[Dataset records]:
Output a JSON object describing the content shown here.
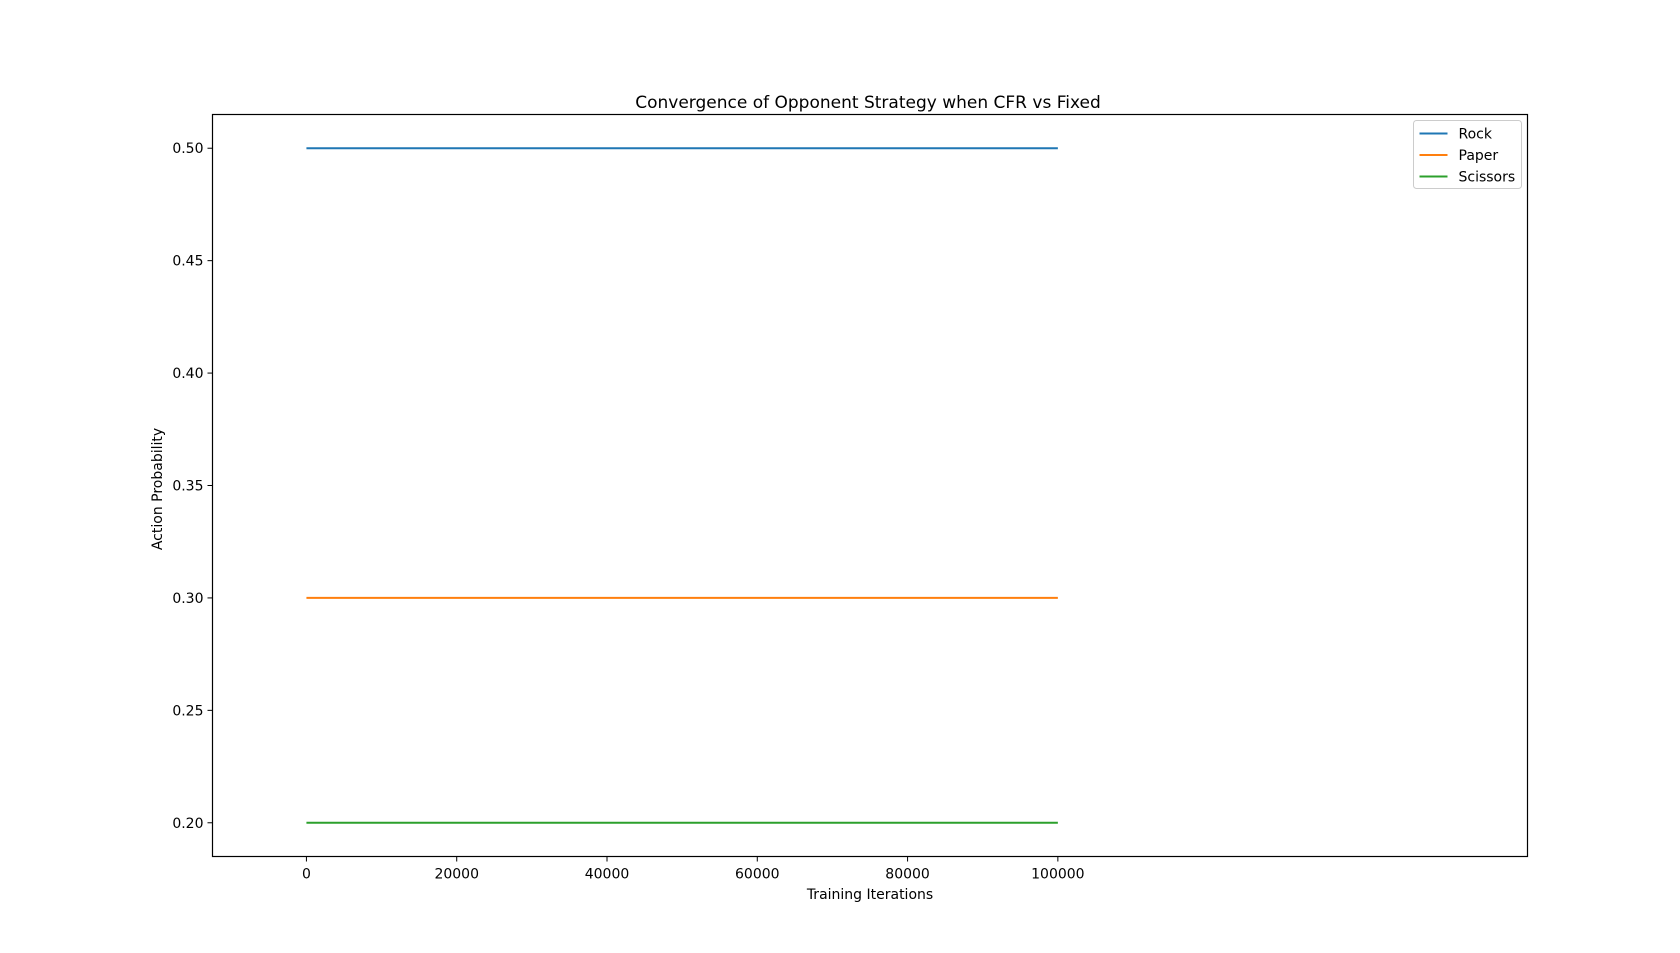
{
  "chart_data": {
    "type": "line",
    "title": "Convergence of Opponent Strategy when CFR vs Fixed",
    "xlabel": "Training Iterations",
    "ylabel": "Action Probability",
    "x": [
      0,
      100000
    ],
    "xlim": [
      -12500,
      162500
    ],
    "ylim": [
      0.185,
      0.515
    ],
    "xticks": [
      0,
      20000,
      40000,
      60000,
      80000,
      100000
    ],
    "yticks": [
      0.2,
      0.25,
      0.3,
      0.35,
      0.4,
      0.45,
      0.5
    ],
    "xtick_labels": [
      "0",
      "20000",
      "40000",
      "60000",
      "80000",
      "100000"
    ],
    "ytick_labels": [
      "0.20",
      "0.25",
      "0.30",
      "0.35",
      "0.40",
      "0.45",
      "0.50"
    ],
    "series": [
      {
        "name": "Rock",
        "color": "#1f77b4",
        "values": [
          0.5,
          0.5
        ]
      },
      {
        "name": "Paper",
        "color": "#ff7f0e",
        "values": [
          0.3,
          0.3
        ]
      },
      {
        "name": "Scissors",
        "color": "#2ca02c",
        "values": [
          0.2,
          0.2
        ]
      }
    ],
    "grid": false,
    "legend_placement": "upper right"
  }
}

[Prompt]: Copy the material above exactly and drop the pictures.

[Worked solution]:
Output a JSON object describing the content shown here.
{
  "chart_data": {
    "type": "line",
    "title": "Convergence of Opponent Strategy when CFR vs Fixed",
    "xlabel": "Training Iterations",
    "ylabel": "Action Probability",
    "x": [
      0,
      100000
    ],
    "xlim": [
      -12500,
      162500
    ],
    "ylim": [
      0.185,
      0.515
    ],
    "xticks": [
      0,
      20000,
      40000,
      60000,
      80000,
      100000
    ],
    "yticks": [
      0.2,
      0.25,
      0.3,
      0.35,
      0.4,
      0.45,
      0.5
    ],
    "xtick_labels": [
      "0",
      "20000",
      "40000",
      "60000",
      "80000",
      "100000"
    ],
    "ytick_labels": [
      "0.20",
      "0.25",
      "0.30",
      "0.35",
      "0.40",
      "0.45",
      "0.50"
    ],
    "series": [
      {
        "name": "Rock",
        "color": "#1f77b4",
        "values": [
          0.5,
          0.5
        ]
      },
      {
        "name": "Paper",
        "color": "#ff7f0e",
        "values": [
          0.3,
          0.3
        ]
      },
      {
        "name": "Scissors",
        "color": "#2ca02c",
        "values": [
          0.2,
          0.2
        ]
      }
    ],
    "grid": false,
    "legend_placement": "upper right"
  }
}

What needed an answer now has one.